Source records
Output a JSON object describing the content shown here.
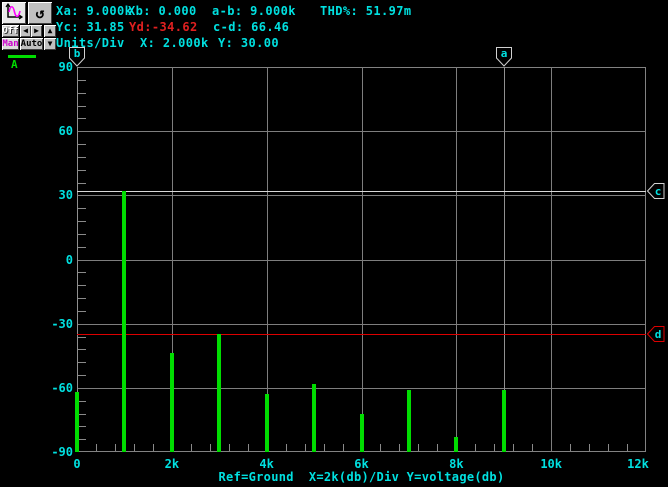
{
  "colors": {
    "background": "#000000",
    "text_cyan": "#00e0e0",
    "text_red": "#e02020",
    "grid_gray": "#7e7e7e",
    "trace_green": "#00dd00",
    "button_face": "#c0c0c0"
  },
  "toolbar": {
    "off_label": "Off",
    "man_label": "Man",
    "auto_label": "Auto",
    "icons": {
      "rotate": "↺",
      "left_arrow": "◀",
      "right_arrow": "▶",
      "up_arrow": "▲",
      "down_arrow": "▼"
    }
  },
  "readouts": {
    "xa": "Xa: 9.000k",
    "xb": "Xb: 0.000",
    "a_minus_b": "a-b: 9.000k",
    "thd": "THD%: 51.97m",
    "yc": "Yc: 31.85",
    "yd": "Yd:-34.62",
    "c_minus_d": "c-d: 66.46",
    "units_per_div": "Units/Div",
    "x_per_div": "X: 2.000k",
    "y_per_div": "Y: 30.00"
  },
  "legend": {
    "trace_label": "A"
  },
  "chart_data": {
    "type": "bar",
    "title": "Ref=Ground  X=2k(db)/Div Y=voltage(db)",
    "xlabel": "X=2k(db)/Div",
    "ylabel": "Y=voltage(db)",
    "xlim": [
      0,
      12000
    ],
    "ylim": [
      -90,
      90
    ],
    "x_major_step": 2000,
    "x_minor_step": 400,
    "y_major_step": 30,
    "y_minor_step": 6,
    "grid": true,
    "x_tick_labels": [
      "0",
      "2k",
      "4k",
      "6k",
      "8k",
      "10k",
      "12k"
    ],
    "y_tick_labels": [
      "90",
      "60",
      "30",
      "0",
      "-30",
      "-60",
      "-90"
    ],
    "series": [
      {
        "name": "A",
        "color": "#00dd00",
        "x": [
          0,
          1000,
          2000,
          3000,
          4000,
          5000,
          6000,
          7000,
          8000,
          9000
        ],
        "values": [
          -62,
          31.85,
          -43.6,
          -34.62,
          -63,
          -58.3,
          -72,
          -61,
          -83,
          -61
        ]
      }
    ],
    "cursors": {
      "vertical": [
        {
          "name": "b",
          "x": 0,
          "line_color": "#909090",
          "flag_color": "#d0d0d0"
        },
        {
          "name": "a",
          "x": 9000,
          "line_color": "#909090",
          "flag_color": "#d0d0d0"
        }
      ],
      "horizontal": [
        {
          "name": "c",
          "y": 31.85,
          "line_color": "#d8d8d8",
          "flag_color": "#d0d0d0"
        },
        {
          "name": "d",
          "y": -34.62,
          "line_color": "#dd0000",
          "flag_color": "#dd0000"
        }
      ]
    }
  }
}
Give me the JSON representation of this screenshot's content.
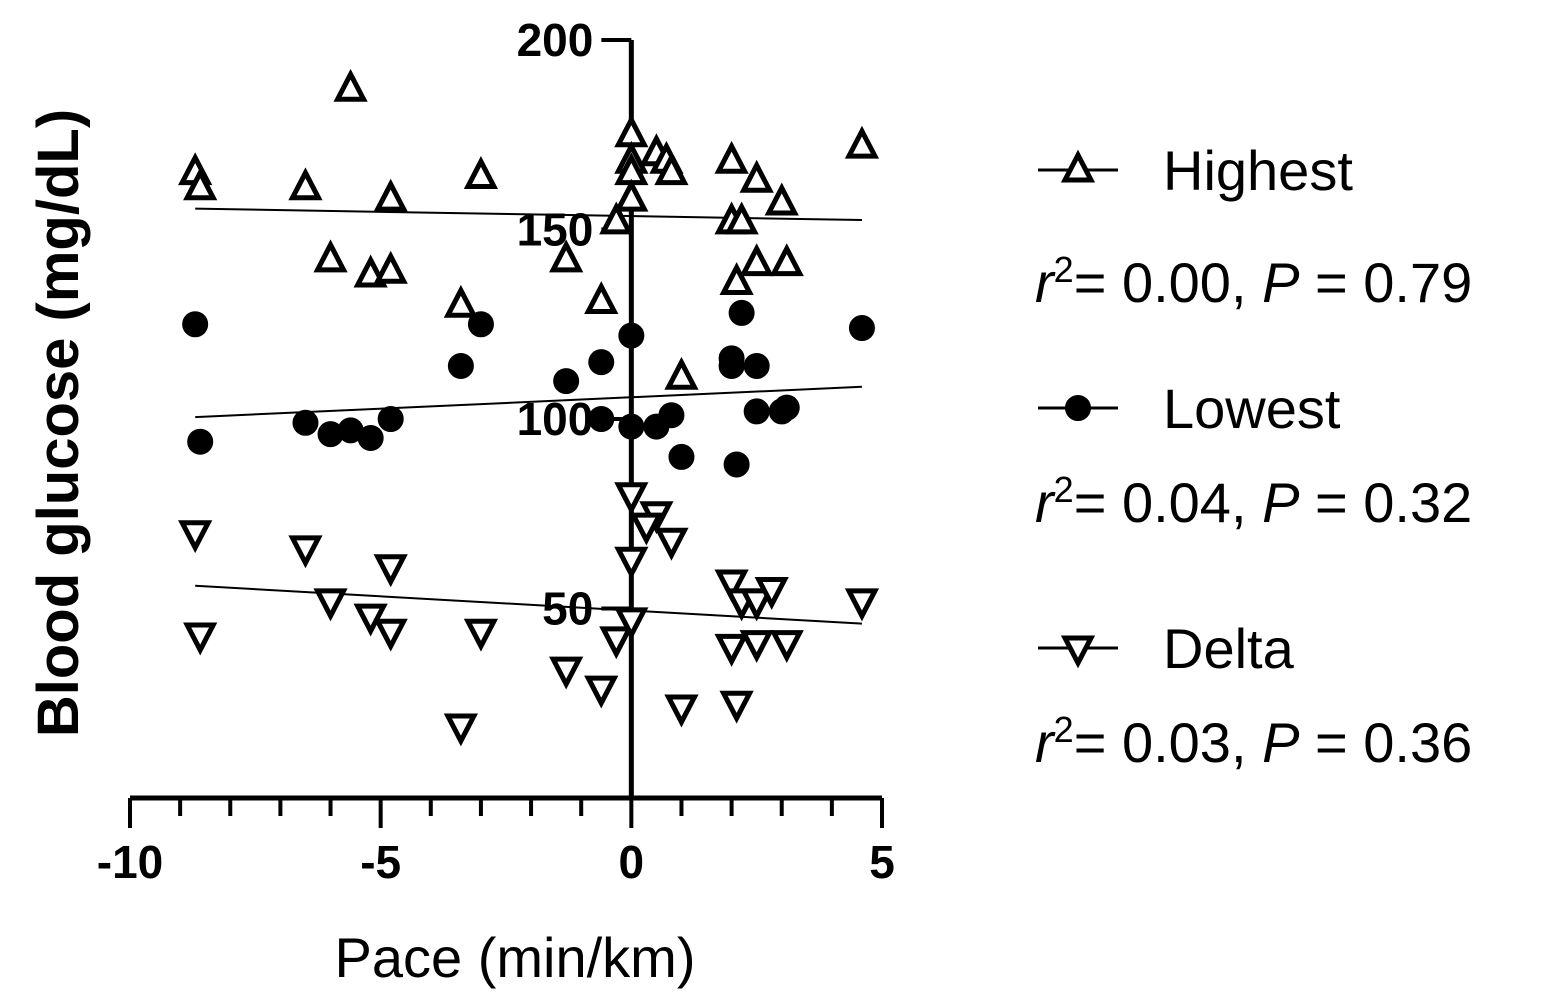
{
  "chart_data": {
    "type": "scatter",
    "xlabel": "Pace (min/km)",
    "ylabel": "Blood glucose (mg/dL)",
    "xlim": [
      -10,
      5
    ],
    "ylim": [
      0,
      200
    ],
    "x_ticks": [
      -10,
      -5,
      0,
      5
    ],
    "y_ticks": [
      50,
      100,
      150,
      200
    ],
    "x_tick_labels": [
      "-10",
      "-5",
      "0",
      "5"
    ],
    "y_tick_labels": [
      "50",
      "100",
      "150",
      "200"
    ],
    "grid": false,
    "legend_position": "right",
    "series": [
      {
        "name": "Highest",
        "marker": "triangle-up-open",
        "stat": "= 0.00, P = 0.79",
        "fit": [
          [
            -8.7,
            155.5
          ],
          [
            4.6,
            152.5
          ]
        ],
        "points": [
          [
            -8.7,
            165
          ],
          [
            -8.6,
            161
          ],
          [
            -5.6,
            187
          ],
          [
            -6.5,
            161
          ],
          [
            -4.8,
            158
          ],
          [
            -3.0,
            164
          ],
          [
            -6.0,
            142
          ],
          [
            -5.2,
            138
          ],
          [
            -4.8,
            139
          ],
          [
            -3.4,
            130
          ],
          [
            -1.3,
            142
          ],
          [
            -0.6,
            131
          ],
          [
            -0.3,
            152
          ],
          [
            0.0,
            175
          ],
          [
            0.0,
            168
          ],
          [
            0.0,
            165
          ],
          [
            0.0,
            158
          ],
          [
            0.5,
            170
          ],
          [
            0.7,
            168
          ],
          [
            0.8,
            165
          ],
          [
            2.0,
            168
          ],
          [
            2.5,
            163
          ],
          [
            3.0,
            157
          ],
          [
            2.0,
            152
          ],
          [
            2.2,
            152
          ],
          [
            3.1,
            141
          ],
          [
            2.5,
            141
          ],
          [
            2.1,
            136
          ],
          [
            1.0,
            111
          ],
          [
            4.6,
            172
          ]
        ]
      },
      {
        "name": "Lowest",
        "marker": "circle-filled",
        "stat": "= 0.04, P = 0.32",
        "fit": [
          [
            -8.7,
            100.5
          ],
          [
            4.6,
            108.5
          ]
        ],
        "points": [
          [
            -8.7,
            125
          ],
          [
            -8.6,
            94
          ],
          [
            -6.5,
            99
          ],
          [
            -6.0,
            96
          ],
          [
            -5.6,
            97
          ],
          [
            -5.2,
            95
          ],
          [
            -4.8,
            100
          ],
          [
            -3.4,
            114
          ],
          [
            -3.0,
            125
          ],
          [
            -1.3,
            110
          ],
          [
            -0.6,
            115
          ],
          [
            -0.6,
            100
          ],
          [
            0.0,
            122
          ],
          [
            0.0,
            98
          ],
          [
            0.5,
            98
          ],
          [
            0.8,
            101
          ],
          [
            1.0,
            90
          ],
          [
            2.0,
            116
          ],
          [
            2.5,
            114
          ],
          [
            2.0,
            114
          ],
          [
            2.2,
            128
          ],
          [
            2.5,
            102
          ],
          [
            3.0,
            102
          ],
          [
            3.1,
            103
          ],
          [
            2.1,
            88
          ],
          [
            4.6,
            124
          ]
        ]
      },
      {
        "name": "Delta",
        "marker": "triangle-down-open",
        "stat": "= 0.03, P = 0.36",
        "fit": [
          [
            -8.7,
            56
          ],
          [
            4.6,
            46
          ]
        ],
        "points": [
          [
            -8.7,
            70
          ],
          [
            -8.6,
            43
          ],
          [
            -6.5,
            66
          ],
          [
            -6.0,
            52
          ],
          [
            -5.2,
            48
          ],
          [
            -4.8,
            44
          ],
          [
            -4.8,
            61
          ],
          [
            -3.4,
            19
          ],
          [
            -3.0,
            44
          ],
          [
            -1.3,
            34
          ],
          [
            -0.6,
            29
          ],
          [
            -0.3,
            42
          ],
          [
            0.0,
            80
          ],
          [
            0.0,
            63
          ],
          [
            0.0,
            47
          ],
          [
            0.5,
            75
          ],
          [
            0.3,
            72
          ],
          [
            0.8,
            68
          ],
          [
            1.0,
            24
          ],
          [
            2.0,
            57
          ],
          [
            2.2,
            52
          ],
          [
            2.5,
            52
          ],
          [
            2.8,
            55
          ],
          [
            2.0,
            40
          ],
          [
            2.5,
            41
          ],
          [
            3.1,
            41
          ],
          [
            2.1,
            25
          ],
          [
            4.6,
            52
          ]
        ]
      }
    ]
  }
}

### Task goal
Repeat the data in full and exactly. Omit pictures.

### Response to the task
Output a JSON object describing the content shown here.
{
  "colors": {
    "background": "#000000",
    "text_cyan": "#00e0e0",
    "text_red": "#e02020",
    "grid_gray": "#7e7e7e",
    "trace_green": "#00dd00",
    "button_face": "#c0c0c0"
  },
  "toolbar": {
    "off_label": "Off",
    "man_label": "Man",
    "auto_label": "Auto",
    "icons": {
      "rotate": "↺",
      "left_arrow": "◀",
      "right_arrow": "▶",
      "up_arrow": "▲",
      "down_arrow": "▼"
    }
  },
  "readouts": {
    "xa": "Xa: 9.000k",
    "xb": "Xb: 0.000",
    "a_minus_b": "a-b: 9.000k",
    "thd": "THD%: 51.97m",
    "yc": "Yc: 31.85",
    "yd": "Yd:-34.62",
    "c_minus_d": "c-d: 66.46",
    "units_per_div": "Units/Div",
    "x_per_div": "X: 2.000k",
    "y_per_div": "Y: 30.00"
  },
  "legend": {
    "trace_label": "A"
  },
  "chart_data": {
    "type": "bar",
    "title": "Ref=Ground  X=2k(db)/Div Y=voltage(db)",
    "xlabel": "X=2k(db)/Div",
    "ylabel": "Y=voltage(db)",
    "xlim": [
      0,
      12000
    ],
    "ylim": [
      -90,
      90
    ],
    "x_major_step": 2000,
    "x_minor_step": 400,
    "y_major_step": 30,
    "y_minor_step": 6,
    "grid": true,
    "x_tick_labels": [
      "0",
      "2k",
      "4k",
      "6k",
      "8k",
      "10k",
      "12k"
    ],
    "y_tick_labels": [
      "90",
      "60",
      "30",
      "0",
      "-30",
      "-60",
      "-90"
    ],
    "series": [
      {
        "name": "A",
        "color": "#00dd00",
        "x": [
          0,
          1000,
          2000,
          3000,
          4000,
          5000,
          6000,
          7000,
          8000,
          9000
        ],
        "values": [
          -62,
          31.85,
          -43.6,
          -34.62,
          -63,
          -58.3,
          -72,
          -61,
          -83,
          -61
        ]
      }
    ],
    "cursors": {
      "vertical": [
        {
          "name": "b",
          "x": 0,
          "line_color": "#909090",
          "flag_color": "#d0d0d0"
        },
        {
          "name": "a",
          "x": 9000,
          "line_color": "#909090",
          "flag_color": "#d0d0d0"
        }
      ],
      "horizontal": [
        {
          "name": "c",
          "y": 31.85,
          "line_color": "#d8d8d8",
          "flag_color": "#d0d0d0"
        },
        {
          "name": "d",
          "y": -34.62,
          "line_color": "#dd0000",
          "flag_color": "#dd0000"
        }
      ]
    }
  }
}
Give me the JSON representation of this screenshot's content.
{
  "chart_data": {
    "type": "scatter",
    "xlabel": "Pace (min/km)",
    "ylabel": "Blood glucose (mg/dL)",
    "xlim": [
      -10,
      5
    ],
    "ylim": [
      0,
      200
    ],
    "x_ticks": [
      -10,
      -5,
      0,
      5
    ],
    "y_ticks": [
      50,
      100,
      150,
      200
    ],
    "x_tick_labels": [
      "-10",
      "-5",
      "0",
      "5"
    ],
    "y_tick_labels": [
      "50",
      "100",
      "150",
      "200"
    ],
    "grid": false,
    "legend_position": "right",
    "series": [
      {
        "name": "Highest",
        "marker": "triangle-up-open",
        "stat": "= 0.00, P = 0.79",
        "fit": [
          [
            -8.7,
            155.5
          ],
          [
            4.6,
            152.5
          ]
        ],
        "points": [
          [
            -8.7,
            165
          ],
          [
            -8.6,
            161
          ],
          [
            -5.6,
            187
          ],
          [
            -6.5,
            161
          ],
          [
            -4.8,
            158
          ],
          [
            -3.0,
            164
          ],
          [
            -6.0,
            142
          ],
          [
            -5.2,
            138
          ],
          [
            -4.8,
            139
          ],
          [
            -3.4,
            130
          ],
          [
            -1.3,
            142
          ],
          [
            -0.6,
            131
          ],
          [
            -0.3,
            152
          ],
          [
            0.0,
            175
          ],
          [
            0.0,
            168
          ],
          [
            0.0,
            165
          ],
          [
            0.0,
            158
          ],
          [
            0.5,
            170
          ],
          [
            0.7,
            168
          ],
          [
            0.8,
            165
          ],
          [
            2.0,
            168
          ],
          [
            2.5,
            163
          ],
          [
            3.0,
            157
          ],
          [
            2.0,
            152
          ],
          [
            2.2,
            152
          ],
          [
            3.1,
            141
          ],
          [
            2.5,
            141
          ],
          [
            2.1,
            136
          ],
          [
            1.0,
            111
          ],
          [
            4.6,
            172
          ]
        ]
      },
      {
        "name": "Lowest",
        "marker": "circle-filled",
        "stat": "= 0.04, P = 0.32",
        "fit": [
          [
            -8.7,
            100.5
          ],
          [
            4.6,
            108.5
          ]
        ],
        "points": [
          [
            -8.7,
            125
          ],
          [
            -8.6,
            94
          ],
          [
            -6.5,
            99
          ],
          [
            -6.0,
            96
          ],
          [
            -5.6,
            97
          ],
          [
            -5.2,
            95
          ],
          [
            -4.8,
            100
          ],
          [
            -3.4,
            114
          ],
          [
            -3.0,
            125
          ],
          [
            -1.3,
            110
          ],
          [
            -0.6,
            115
          ],
          [
            -0.6,
            100
          ],
          [
            0.0,
            122
          ],
          [
            0.0,
            98
          ],
          [
            0.5,
            98
          ],
          [
            0.8,
            101
          ],
          [
            1.0,
            90
          ],
          [
            2.0,
            116
          ],
          [
            2.5,
            114
          ],
          [
            2.0,
            114
          ],
          [
            2.2,
            128
          ],
          [
            2.5,
            102
          ],
          [
            3.0,
            102
          ],
          [
            3.1,
            103
          ],
          [
            2.1,
            88
          ],
          [
            4.6,
            124
          ]
        ]
      },
      {
        "name": "Delta",
        "marker": "triangle-down-open",
        "stat": "= 0.03, P = 0.36",
        "fit": [
          [
            -8.7,
            56
          ],
          [
            4.6,
            46
          ]
        ],
        "points": [
          [
            -8.7,
            70
          ],
          [
            -8.6,
            43
          ],
          [
            -6.5,
            66
          ],
          [
            -6.0,
            52
          ],
          [
            -5.2,
            48
          ],
          [
            -4.8,
            44
          ],
          [
            -4.8,
            61
          ],
          [
            -3.4,
            19
          ],
          [
            -3.0,
            44
          ],
          [
            -1.3,
            34
          ],
          [
            -0.6,
            29
          ],
          [
            -0.3,
            42
          ],
          [
            0.0,
            80
          ],
          [
            0.0,
            63
          ],
          [
            0.0,
            47
          ],
          [
            0.5,
            75
          ],
          [
            0.3,
            72
          ],
          [
            0.8,
            68
          ],
          [
            1.0,
            24
          ],
          [
            2.0,
            57
          ],
          [
            2.2,
            52
          ],
          [
            2.5,
            52
          ],
          [
            2.8,
            55
          ],
          [
            2.0,
            40
          ],
          [
            2.5,
            41
          ],
          [
            3.1,
            41
          ],
          [
            2.1,
            25
          ],
          [
            4.6,
            52
          ]
        ]
      }
    ]
  }
}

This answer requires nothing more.